_STATED EXERCISE_.
Copy all lines holding the word "JSON" from the entries.

>> START RECORDS SHOWN

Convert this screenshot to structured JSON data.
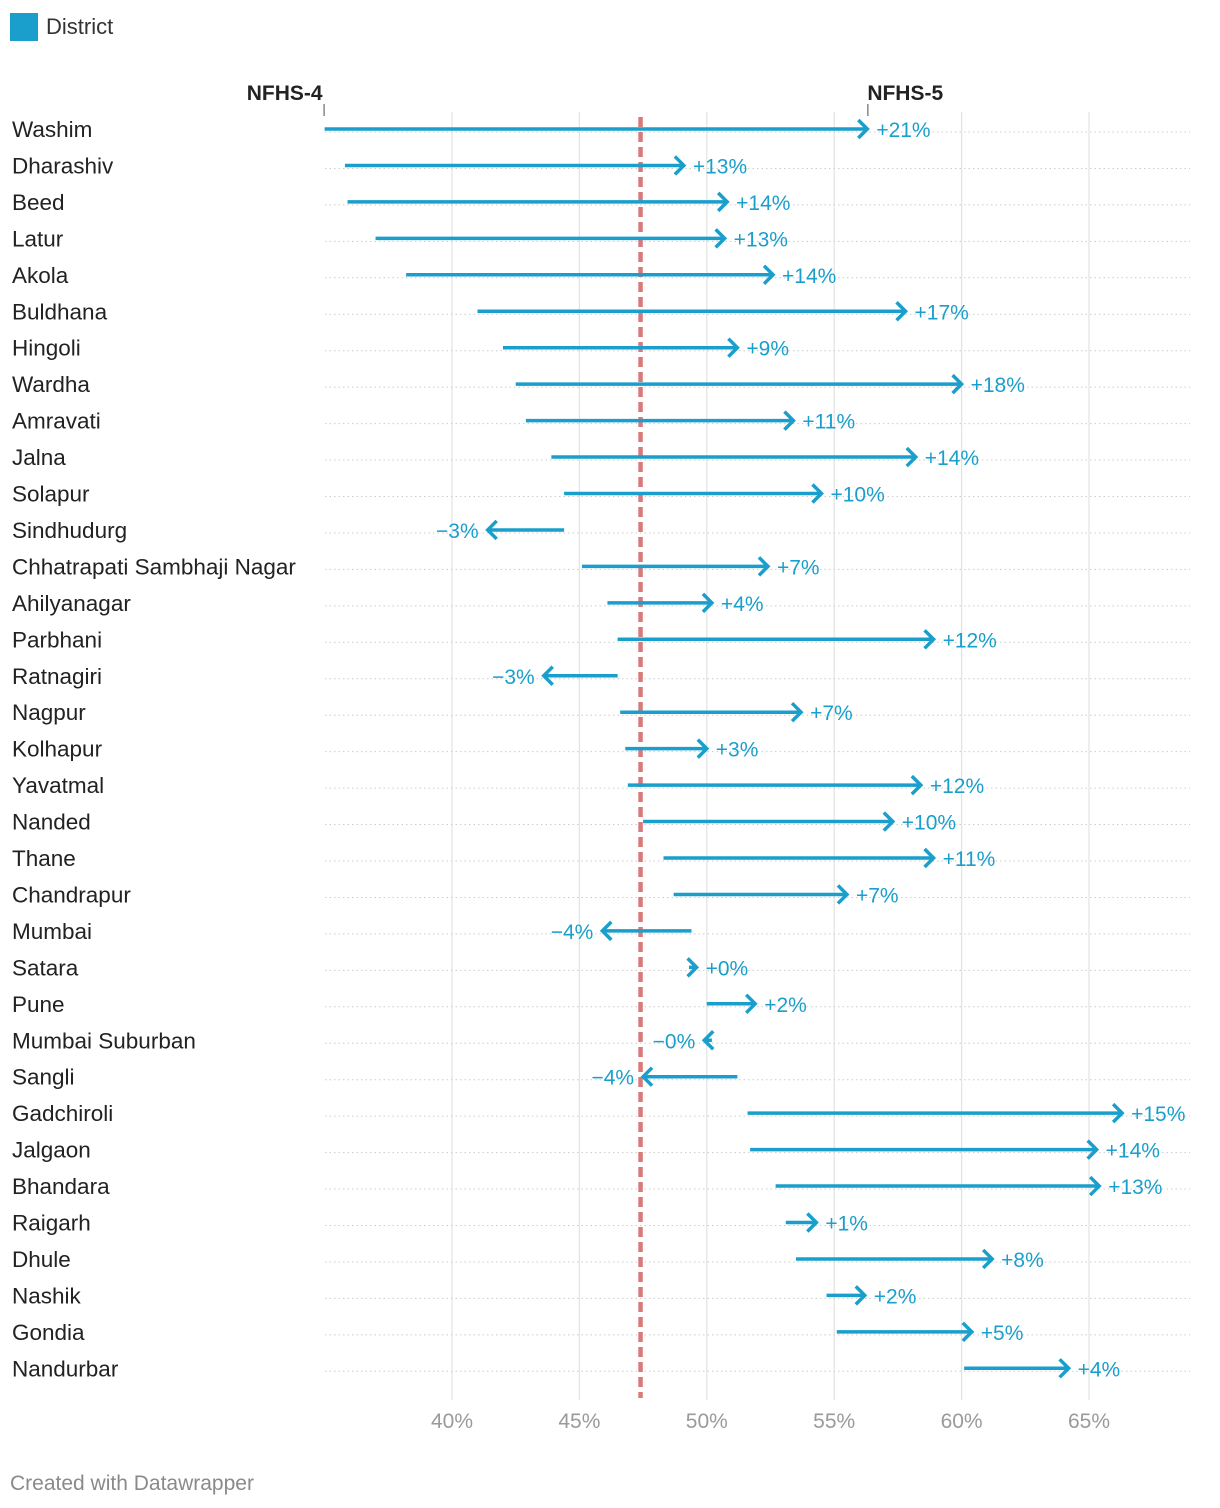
{
  "legend": {
    "label": "District",
    "color": "#1a9fcc"
  },
  "footer": {
    "credit": "Created with Datawrapper"
  },
  "colors": {
    "arrow": "#1a9fcc",
    "reference_line": "#d97a7a",
    "grid": "#e2e2e2",
    "row_rule": "#cccccc"
  },
  "chart_data": {
    "type": "arrow",
    "start_label": "NFHS-4",
    "end_label": "NFHS-5",
    "xlim": [
      34.5,
      69.5
    ],
    "x_ticks": [
      40,
      45,
      50,
      55,
      60,
      65
    ],
    "x_tick_labels": [
      "40%",
      "45%",
      "50%",
      "55%",
      "60%",
      "65%"
    ],
    "reference_line": 47.4,
    "grid": true,
    "legend_position": "top-left",
    "rows": [
      {
        "label": "Washim",
        "nfhs4": 35.0,
        "nfhs5": 56.3,
        "change": "+21%"
      },
      {
        "label": "Dharashiv",
        "nfhs4": 35.8,
        "nfhs5": 49.1,
        "change": "+13%"
      },
      {
        "label": "Beed",
        "nfhs4": 35.9,
        "nfhs5": 50.8,
        "change": "+14%"
      },
      {
        "label": "Latur",
        "nfhs4": 37.0,
        "nfhs5": 50.7,
        "change": "+13%"
      },
      {
        "label": "Akola",
        "nfhs4": 38.2,
        "nfhs5": 52.6,
        "change": "+14%"
      },
      {
        "label": "Buldhana",
        "nfhs4": 41.0,
        "nfhs5": 57.8,
        "change": "+17%"
      },
      {
        "label": "Hingoli",
        "nfhs4": 42.0,
        "nfhs5": 51.2,
        "change": "+9%"
      },
      {
        "label": "Wardha",
        "nfhs4": 42.5,
        "nfhs5": 60.0,
        "change": "+18%"
      },
      {
        "label": "Amravati",
        "nfhs4": 42.9,
        "nfhs5": 53.4,
        "change": "+11%"
      },
      {
        "label": "Jalna",
        "nfhs4": 43.9,
        "nfhs5": 58.2,
        "change": "+14%"
      },
      {
        "label": "Solapur",
        "nfhs4": 44.4,
        "nfhs5": 54.5,
        "change": "+10%"
      },
      {
        "label": "Sindhudurg",
        "nfhs4": 44.4,
        "nfhs5": 41.4,
        "change": "−3%"
      },
      {
        "label": "Chhatrapati Sambhaji Nagar",
        "nfhs4": 45.1,
        "nfhs5": 52.4,
        "change": "+7%"
      },
      {
        "label": "Ahilyanagar",
        "nfhs4": 46.1,
        "nfhs5": 50.2,
        "change": "+4%"
      },
      {
        "label": "Parbhani",
        "nfhs4": 46.5,
        "nfhs5": 58.9,
        "change": "+12%"
      },
      {
        "label": "Ratnagiri",
        "nfhs4": 46.5,
        "nfhs5": 43.6,
        "change": "−3%"
      },
      {
        "label": "Nagpur",
        "nfhs4": 46.6,
        "nfhs5": 53.7,
        "change": "+7%"
      },
      {
        "label": "Kolhapur",
        "nfhs4": 46.8,
        "nfhs5": 50.0,
        "change": "+3%"
      },
      {
        "label": "Yavatmal",
        "nfhs4": 46.9,
        "nfhs5": 58.4,
        "change": "+12%"
      },
      {
        "label": "Nanded",
        "nfhs4": 47.5,
        "nfhs5": 57.3,
        "change": "+10%"
      },
      {
        "label": "Thane",
        "nfhs4": 48.3,
        "nfhs5": 58.9,
        "change": "+11%"
      },
      {
        "label": "Chandrapur",
        "nfhs4": 48.7,
        "nfhs5": 55.5,
        "change": "+7%"
      },
      {
        "label": "Mumbai",
        "nfhs4": 49.4,
        "nfhs5": 45.9,
        "change": "−4%"
      },
      {
        "label": "Satara",
        "nfhs4": 49.3,
        "nfhs5": 49.6,
        "change": "+0%"
      },
      {
        "label": "Pune",
        "nfhs4": 50.0,
        "nfhs5": 51.9,
        "change": "+2%"
      },
      {
        "label": "Mumbai Suburban",
        "nfhs4": 50.2,
        "nfhs5": 49.9,
        "change": "−0%"
      },
      {
        "label": "Sangli",
        "nfhs4": 51.2,
        "nfhs5": 47.5,
        "change": "−4%"
      },
      {
        "label": "Gadchiroli",
        "nfhs4": 51.6,
        "nfhs5": 66.3,
        "change": "+15%"
      },
      {
        "label": "Jalgaon",
        "nfhs4": 51.7,
        "nfhs5": 65.3,
        "change": "+14%"
      },
      {
        "label": "Bhandara",
        "nfhs4": 52.7,
        "nfhs5": 65.4,
        "change": "+13%"
      },
      {
        "label": "Raigarh",
        "nfhs4": 53.1,
        "nfhs5": 54.3,
        "change": "+1%"
      },
      {
        "label": "Dhule",
        "nfhs4": 53.5,
        "nfhs5": 61.2,
        "change": "+8%"
      },
      {
        "label": "Nashik",
        "nfhs4": 54.7,
        "nfhs5": 56.2,
        "change": "+2%"
      },
      {
        "label": "Gondia",
        "nfhs4": 55.1,
        "nfhs5": 60.4,
        "change": "+5%"
      },
      {
        "label": "Nandurbar",
        "nfhs4": 60.1,
        "nfhs5": 64.2,
        "change": "+4%"
      }
    ]
  }
}
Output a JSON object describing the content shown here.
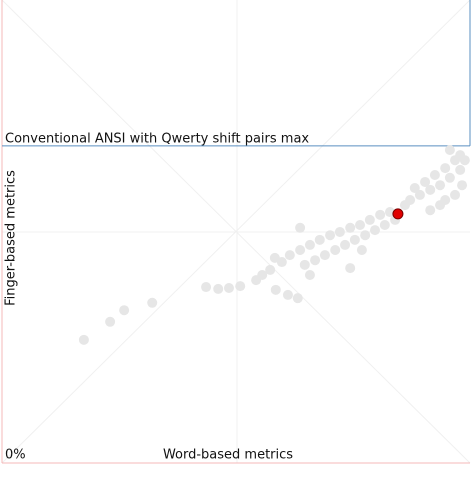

>> END RECORDS SHOWN

_SOLUTION_.
Convert this screenshot to structured JSON data.
Output a JSON object describing the content shown here.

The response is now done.